* _Stated exercise_: Write out all of the data without omission, exactly as shown.

<<<<

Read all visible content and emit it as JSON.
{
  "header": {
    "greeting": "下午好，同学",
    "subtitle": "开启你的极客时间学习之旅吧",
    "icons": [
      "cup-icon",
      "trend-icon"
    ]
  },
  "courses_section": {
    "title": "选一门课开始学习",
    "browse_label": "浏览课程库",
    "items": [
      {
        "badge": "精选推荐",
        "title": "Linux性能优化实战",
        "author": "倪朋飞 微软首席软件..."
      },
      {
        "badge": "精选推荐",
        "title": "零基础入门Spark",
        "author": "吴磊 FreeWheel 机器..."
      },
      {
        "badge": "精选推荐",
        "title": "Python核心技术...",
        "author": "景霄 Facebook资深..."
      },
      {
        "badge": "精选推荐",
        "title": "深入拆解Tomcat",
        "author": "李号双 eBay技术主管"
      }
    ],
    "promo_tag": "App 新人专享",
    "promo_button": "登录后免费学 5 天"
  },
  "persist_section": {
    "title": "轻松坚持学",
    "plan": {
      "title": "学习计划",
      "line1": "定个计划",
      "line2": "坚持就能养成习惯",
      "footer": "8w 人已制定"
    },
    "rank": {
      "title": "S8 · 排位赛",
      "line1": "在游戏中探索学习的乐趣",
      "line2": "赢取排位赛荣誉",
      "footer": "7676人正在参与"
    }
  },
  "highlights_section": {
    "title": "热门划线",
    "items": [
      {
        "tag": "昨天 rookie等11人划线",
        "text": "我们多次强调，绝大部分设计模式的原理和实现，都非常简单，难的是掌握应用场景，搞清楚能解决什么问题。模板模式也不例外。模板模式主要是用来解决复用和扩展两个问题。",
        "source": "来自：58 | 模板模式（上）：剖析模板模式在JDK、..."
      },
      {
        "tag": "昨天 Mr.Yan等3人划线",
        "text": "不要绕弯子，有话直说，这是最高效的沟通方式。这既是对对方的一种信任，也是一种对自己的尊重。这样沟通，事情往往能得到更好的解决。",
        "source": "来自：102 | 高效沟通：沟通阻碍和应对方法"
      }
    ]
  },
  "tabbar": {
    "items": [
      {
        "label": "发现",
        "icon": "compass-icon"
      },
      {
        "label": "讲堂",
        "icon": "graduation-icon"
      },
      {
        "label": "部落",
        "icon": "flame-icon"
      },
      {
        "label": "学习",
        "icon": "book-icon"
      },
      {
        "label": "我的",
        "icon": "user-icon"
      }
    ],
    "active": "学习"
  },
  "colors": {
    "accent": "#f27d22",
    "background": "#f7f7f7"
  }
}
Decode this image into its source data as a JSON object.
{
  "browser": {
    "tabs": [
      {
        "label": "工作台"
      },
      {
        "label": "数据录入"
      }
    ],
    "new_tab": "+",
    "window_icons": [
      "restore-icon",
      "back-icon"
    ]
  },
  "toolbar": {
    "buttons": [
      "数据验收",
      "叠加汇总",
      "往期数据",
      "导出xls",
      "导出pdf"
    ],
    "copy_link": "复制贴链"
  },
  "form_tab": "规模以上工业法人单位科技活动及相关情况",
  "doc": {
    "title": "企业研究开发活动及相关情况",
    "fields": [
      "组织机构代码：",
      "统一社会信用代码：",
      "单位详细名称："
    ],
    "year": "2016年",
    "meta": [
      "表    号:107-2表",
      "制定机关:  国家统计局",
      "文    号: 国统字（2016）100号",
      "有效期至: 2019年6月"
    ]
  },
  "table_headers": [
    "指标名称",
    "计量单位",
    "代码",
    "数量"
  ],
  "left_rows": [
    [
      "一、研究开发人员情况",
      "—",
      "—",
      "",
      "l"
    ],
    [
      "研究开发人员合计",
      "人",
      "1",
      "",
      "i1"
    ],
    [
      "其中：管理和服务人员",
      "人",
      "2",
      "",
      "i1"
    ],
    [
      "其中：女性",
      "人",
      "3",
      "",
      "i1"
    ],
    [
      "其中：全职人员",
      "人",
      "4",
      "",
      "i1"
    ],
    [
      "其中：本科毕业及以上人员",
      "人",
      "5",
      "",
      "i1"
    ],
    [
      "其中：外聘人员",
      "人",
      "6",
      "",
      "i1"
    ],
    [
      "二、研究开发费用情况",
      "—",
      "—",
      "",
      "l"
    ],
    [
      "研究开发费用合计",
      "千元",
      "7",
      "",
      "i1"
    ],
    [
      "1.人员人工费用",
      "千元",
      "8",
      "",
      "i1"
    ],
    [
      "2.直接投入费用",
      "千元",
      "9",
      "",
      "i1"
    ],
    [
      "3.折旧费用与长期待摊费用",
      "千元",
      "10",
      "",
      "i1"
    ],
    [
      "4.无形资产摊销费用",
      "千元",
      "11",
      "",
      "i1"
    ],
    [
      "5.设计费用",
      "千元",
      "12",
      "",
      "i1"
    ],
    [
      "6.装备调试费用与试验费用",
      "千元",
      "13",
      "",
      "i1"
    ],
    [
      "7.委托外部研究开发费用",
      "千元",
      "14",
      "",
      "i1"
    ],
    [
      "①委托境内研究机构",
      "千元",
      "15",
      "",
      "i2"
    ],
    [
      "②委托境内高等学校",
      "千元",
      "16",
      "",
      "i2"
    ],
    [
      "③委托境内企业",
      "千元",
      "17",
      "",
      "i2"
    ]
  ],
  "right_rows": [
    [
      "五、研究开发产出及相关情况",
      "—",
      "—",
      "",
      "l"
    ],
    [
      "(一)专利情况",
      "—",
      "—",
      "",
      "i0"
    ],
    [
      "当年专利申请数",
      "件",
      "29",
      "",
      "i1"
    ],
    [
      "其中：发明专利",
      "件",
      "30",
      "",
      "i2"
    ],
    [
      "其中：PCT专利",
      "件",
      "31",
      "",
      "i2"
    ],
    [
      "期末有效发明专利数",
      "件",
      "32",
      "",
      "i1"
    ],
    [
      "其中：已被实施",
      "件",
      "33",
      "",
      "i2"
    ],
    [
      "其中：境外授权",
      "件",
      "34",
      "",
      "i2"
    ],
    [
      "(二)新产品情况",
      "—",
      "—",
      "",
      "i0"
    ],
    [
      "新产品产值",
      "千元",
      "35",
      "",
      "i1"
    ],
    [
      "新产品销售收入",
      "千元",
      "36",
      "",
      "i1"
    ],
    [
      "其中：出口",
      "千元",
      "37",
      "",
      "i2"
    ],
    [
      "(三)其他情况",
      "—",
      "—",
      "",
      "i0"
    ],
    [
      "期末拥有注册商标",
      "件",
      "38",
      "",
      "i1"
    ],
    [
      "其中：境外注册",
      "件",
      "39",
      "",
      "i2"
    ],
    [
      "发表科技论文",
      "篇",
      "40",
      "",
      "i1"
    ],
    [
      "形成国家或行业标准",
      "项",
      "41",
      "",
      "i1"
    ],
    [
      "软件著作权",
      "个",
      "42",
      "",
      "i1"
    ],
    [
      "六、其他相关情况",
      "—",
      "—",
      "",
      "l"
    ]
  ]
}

>>>>

* _Result of this task_:
Read all visible content and emit it as JSON.
{
  "header": {
    "greeting": "下午好，同学",
    "subtitle": "开启你的极客时间学习之旅吧",
    "icons": [
      "cup-icon",
      "trend-icon"
    ]
  },
  "courses_section": {
    "title": "选一门课开始学习",
    "browse_label": "浏览课程库",
    "items": [
      {
        "badge": "精选推荐",
        "title": "Linux性能优化实战",
        "author": "倪朋飞 微软首席软件..."
      },
      {
        "badge": "精选推荐",
        "title": "零基础入门Spark",
        "author": "吴磊 FreeWheel 机器..."
      },
      {
        "badge": "精选推荐",
        "title": "Python核心技术...",
        "author": "景霄 Facebook资深..."
      },
      {
        "badge": "精选推荐",
        "title": "深入拆解Tomcat",
        "author": "李号双 eBay技术主管"
      }
    ],
    "promo_tag": "App 新人专享",
    "promo_button": "登录后免费学 5 天"
  },
  "persist_section": {
    "title": "轻松坚持学",
    "plan": {
      "title": "学习计划",
      "line1": "定个计划",
      "line2": "坚持就能养成习惯",
      "footer": "8w 人已制定"
    },
    "rank": {
      "title": "S8 · 排位赛",
      "line1": "在游戏中探索学习的乐趣",
      "line2": "赢取排位赛荣誉",
      "footer": "7676人正在参与"
    }
  },
  "highlights_section": {
    "title": "热门划线",
    "items": [
      {
        "tag": "昨天 rookie等11人划线",
        "text": "我们多次强调，绝大部分设计模式的原理和实现，都非常简单，难的是掌握应用场景，搞清楚能解决什么问题。模板模式也不例外。模板模式主要是用来解决复用和扩展两个问题。",
        "source": "来自：58 | 模板模式（上）：剖析模板模式在JDK、..."
      },
      {
        "tag": "昨天 Mr.Yan等3人划线",
        "text": "不要绕弯子，有话直说，这是最高效的沟通方式。这既是对对方的一种信任，也是一种对自己的尊重。这样沟通，事情往往能得到更好的解决。",
        "source": "来自：102 | 高效沟通：沟通阻碍和应对方法"
      }
    ]
  },
  "tabbar": {
    "items": [
      {
        "label": "发现",
        "icon": "compass-icon"
      },
      {
        "label": "讲堂",
        "icon": "graduation-icon"
      },
      {
        "label": "部落",
        "icon": "flame-icon"
      },
      {
        "label": "学习",
        "icon": "book-icon"
      },
      {
        "label": "我的",
        "icon": "user-icon"
      }
    ],
    "active": "学习"
  },
  "colors": {
    "accent": "#f27d22",
    "background": "#f7f7f7"
  }
}
Decode this image into its source data as a JSON object.
{
  "browser": {
    "tabs": [
      {
        "label": "工作台"
      },
      {
        "label": "数据录入"
      }
    ],
    "new_tab": "+",
    "window_icons": [
      "restore-icon",
      "back-icon"
    ]
  },
  "toolbar": {
    "buttons": [
      "数据验收",
      "叠加汇总",
      "往期数据",
      "导出xls",
      "导出pdf"
    ],
    "copy_link": "复制贴链"
  },
  "form_tab": "规模以上工业法人单位科技活动及相关情况",
  "doc": {
    "title": "企业研究开发活动及相关情况",
    "fields": [
      "组织机构代码：",
      "统一社会信用代码：",
      "单位详细名称："
    ],
    "year": "2016年",
    "meta": [
      "表    号:107-2表",
      "制定机关:  国家统计局",
      "文    号: 国统字（2016）100号",
      "有效期至: 2019年6月"
    ]
  },
  "table_headers": [
    "指标名称",
    "计量单位",
    "代码",
    "数量"
  ],
  "left_rows": [
    [
      "一、研究开发人员情况",
      "—",
      "—",
      "",
      "l"
    ],
    [
      "研究开发人员合计",
      "人",
      "1",
      "",
      "i1"
    ],
    [
      "其中：管理和服务人员",
      "人",
      "2",
      "",
      "i1"
    ],
    [
      "其中：女性",
      "人",
      "3",
      "",
      "i1"
    ],
    [
      "其中：全职人员",
      "人",
      "4",
      "",
      "i1"
    ],
    [
      "其中：本科毕业及以上人员",
      "人",
      "5",
      "",
      "i1"
    ],
    [
      "其中：外聘人员",
      "人",
      "6",
      "",
      "i1"
    ],
    [
      "二、研究开发费用情况",
      "—",
      "—",
      "",
      "l"
    ],
    [
      "研究开发费用合计",
      "千元",
      "7",
      "",
      "i1"
    ],
    [
      "1.人员人工费用",
      "千元",
      "8",
      "",
      "i1"
    ],
    [
      "2.直接投入费用",
      "千元",
      "9",
      "",
      "i1"
    ],
    [
      "3.折旧费用与长期待摊费用",
      "千元",
      "10",
      "",
      "i1"
    ],
    [
      "4.无形资产摊销费用",
      "千元",
      "11",
      "",
      "i1"
    ],
    [
      "5.设计费用",
      "千元",
      "12",
      "",
      "i1"
    ],
    [
      "6.装备调试费用与试验费用",
      "千元",
      "13",
      "",
      "i1"
    ],
    [
      "7.委托外部研究开发费用",
      "千元",
      "14",
      "",
      "i1"
    ],
    [
      "①委托境内研究机构",
      "千元",
      "15",
      "",
      "i2"
    ],
    [
      "②委托境内高等学校",
      "千元",
      "16",
      "",
      "i2"
    ],
    [
      "③委托境内企业",
      "千元",
      "17",
      "",
      "i2"
    ]
  ],
  "right_rows": [
    [
      "五、研究开发产出及相关情况",
      "—",
      "—",
      "",
      "l"
    ],
    [
      "(一)专利情况",
      "—",
      "—",
      "",
      "i0"
    ],
    [
      "当年专利申请数",
      "件",
      "29",
      "",
      "i1"
    ],
    [
      "其中：发明专利",
      "件",
      "30",
      "",
      "i2"
    ],
    [
      "其中：PCT专利",
      "件",
      "31",
      "",
      "i2"
    ],
    [
      "期末有效发明专利数",
      "件",
      "32",
      "",
      "i1"
    ],
    [
      "其中：已被实施",
      "件",
      "33",
      "",
      "i2"
    ],
    [
      "其中：境外授权",
      "件",
      "34",
      "",
      "i2"
    ],
    [
      "(二)新产品情况",
      "—",
      "—",
      "",
      "i0"
    ],
    [
      "新产品产值",
      "千元",
      "35",
      "",
      "i1"
    ],
    [
      "新产品销售收入",
      "千元",
      "36",
      "",
      "i1"
    ],
    [
      "其中：出口",
      "千元",
      "37",
      "",
      "i2"
    ],
    [
      "(三)其他情况",
      "—",
      "—",
      "",
      "i0"
    ],
    [
      "期末拥有注册商标",
      "件",
      "38",
      "",
      "i1"
    ],
    [
      "其中：境外注册",
      "件",
      "39",
      "",
      "i2"
    ],
    [
      "发表科技论文",
      "篇",
      "40",
      "",
      "i1"
    ],
    [
      "形成国家或行业标准",
      "项",
      "41",
      "",
      "i1"
    ],
    [
      "软件著作权",
      "个",
      "42",
      "",
      "i1"
    ],
    [
      "六、其他相关情况",
      "—",
      "—",
      "",
      "l"
    ]
  ]
}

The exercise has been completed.